** Dataset items **
======
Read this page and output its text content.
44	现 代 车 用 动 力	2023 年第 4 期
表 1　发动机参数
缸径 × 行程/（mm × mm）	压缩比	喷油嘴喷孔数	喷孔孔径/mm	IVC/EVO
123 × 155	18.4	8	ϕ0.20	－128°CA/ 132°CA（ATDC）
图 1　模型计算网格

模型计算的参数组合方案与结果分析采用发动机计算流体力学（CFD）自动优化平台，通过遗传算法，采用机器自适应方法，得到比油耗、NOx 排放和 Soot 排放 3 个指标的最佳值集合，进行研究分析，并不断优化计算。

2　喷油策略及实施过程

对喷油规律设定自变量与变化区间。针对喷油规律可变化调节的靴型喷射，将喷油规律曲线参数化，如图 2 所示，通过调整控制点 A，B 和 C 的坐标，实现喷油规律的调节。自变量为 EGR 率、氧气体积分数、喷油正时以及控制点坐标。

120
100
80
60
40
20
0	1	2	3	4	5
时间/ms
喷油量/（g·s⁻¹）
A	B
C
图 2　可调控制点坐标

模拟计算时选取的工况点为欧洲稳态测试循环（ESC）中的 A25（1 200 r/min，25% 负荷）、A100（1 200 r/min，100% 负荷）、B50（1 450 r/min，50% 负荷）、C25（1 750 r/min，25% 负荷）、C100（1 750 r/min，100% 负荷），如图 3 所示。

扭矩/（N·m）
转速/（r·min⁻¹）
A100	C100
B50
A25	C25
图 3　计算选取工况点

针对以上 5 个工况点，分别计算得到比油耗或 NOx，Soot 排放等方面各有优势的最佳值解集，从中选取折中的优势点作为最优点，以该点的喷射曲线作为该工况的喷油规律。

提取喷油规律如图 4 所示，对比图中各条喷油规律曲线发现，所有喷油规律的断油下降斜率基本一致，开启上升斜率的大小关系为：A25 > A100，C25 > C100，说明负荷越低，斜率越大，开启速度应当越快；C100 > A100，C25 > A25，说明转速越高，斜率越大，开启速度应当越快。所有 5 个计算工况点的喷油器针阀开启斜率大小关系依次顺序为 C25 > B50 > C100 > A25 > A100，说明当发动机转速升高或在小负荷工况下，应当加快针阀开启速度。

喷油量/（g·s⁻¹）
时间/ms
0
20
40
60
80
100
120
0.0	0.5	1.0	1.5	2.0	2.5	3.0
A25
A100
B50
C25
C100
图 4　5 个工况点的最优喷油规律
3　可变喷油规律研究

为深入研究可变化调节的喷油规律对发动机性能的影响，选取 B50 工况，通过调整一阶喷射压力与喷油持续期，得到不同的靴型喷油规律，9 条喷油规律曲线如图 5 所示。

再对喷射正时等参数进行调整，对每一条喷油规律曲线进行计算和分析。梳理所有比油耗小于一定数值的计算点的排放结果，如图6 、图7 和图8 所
======
** OBJECTIVE **
Reproduce the listing above verbatim, from first line to last.

** TASK SOLUTION **
Read this page and output its text content.
44	现 代 车 用 动 力	2023 年第 4 期
表 1　发动机参数
缸径 × 行程/（mm × mm）	压缩比	喷油嘴喷孔数	喷孔孔径/mm	IVC/EVO
123 × 155	18.4	8	ϕ0.20	－128°CA/ 132°CA（ATDC）
图 1　模型计算网格

模型计算的参数组合方案与结果分析采用发动机计算流体力学（CFD）自动优化平台，通过遗传算法，采用机器自适应方法，得到比油耗、NOx 排放和 Soot 排放 3 个指标的最佳值集合，进行研究分析，并不断优化计算。

2　喷油策略及实施过程

对喷油规律设定自变量与变化区间。针对喷油规律可变化调节的靴型喷射，将喷油规律曲线参数化，如图 2 所示，通过调整控制点 A，B 和 C 的坐标，实现喷油规律的调节。自变量为 EGR 率、氧气体积分数、喷油正时以及控制点坐标。

120
100
80
60
40
20
0	1	2	3	4	5
时间/ms
喷油量/（g·s⁻¹）
A	B
C
图 2　可调控制点坐标

模拟计算时选取的工况点为欧洲稳态测试循环（ESC）中的 A25（1 200 r/min，25% 负荷）、A100（1 200 r/min，100% 负荷）、B50（1 450 r/min，50% 负荷）、C25（1 750 r/min，25% 负荷）、C100（1 750 r/min，100% 负荷），如图 3 所示。

扭矩/（N·m）
转速/（r·min⁻¹）
A100	C100
B50
A25	C25
图 3　计算选取工况点

针对以上 5 个工况点，分别计算得到比油耗或 NOx，Soot 排放等方面各有优势的最佳值解集，从中选取折中的优势点作为最优点，以该点的喷射曲线作为该工况的喷油规律。

提取喷油规律如图 4 所示，对比图中各条喷油规律曲线发现，所有喷油规律的断油下降斜率基本一致，开启上升斜率的大小关系为：A25 > A100，C25 > C100，说明负荷越低，斜率越大，开启速度应当越快；C100 > A100，C25 > A25，说明转速越高，斜率越大，开启速度应当越快。所有 5 个计算工况点的喷油器针阀开启斜率大小关系依次顺序为 C25 > B50 > C100 > A25 > A100，说明当发动机转速升高或在小负荷工况下，应当加快针阀开启速度。

喷油量/（g·s⁻¹）
时间/ms
0
20
40
60
80
100
120
0.0	0.5	1.0	1.5	2.0	2.5	3.0
A25
A100
B50
C25
C100
图 4　5 个工况点的最优喷油规律
3　可变喷油规律研究

为深入研究可变化调节的喷油规律对发动机性能的影响，选取 B50 工况，通过调整一阶喷射压力与喷油持续期，得到不同的靴型喷油规律，9 条喷油规律曲线如图 5 所示。

再对喷射正时等参数进行调整，对每一条喷油规律曲线进行计算和分析。梳理所有比油耗小于一定数值的计算点的排放结果，如图6 、图7 和图8 所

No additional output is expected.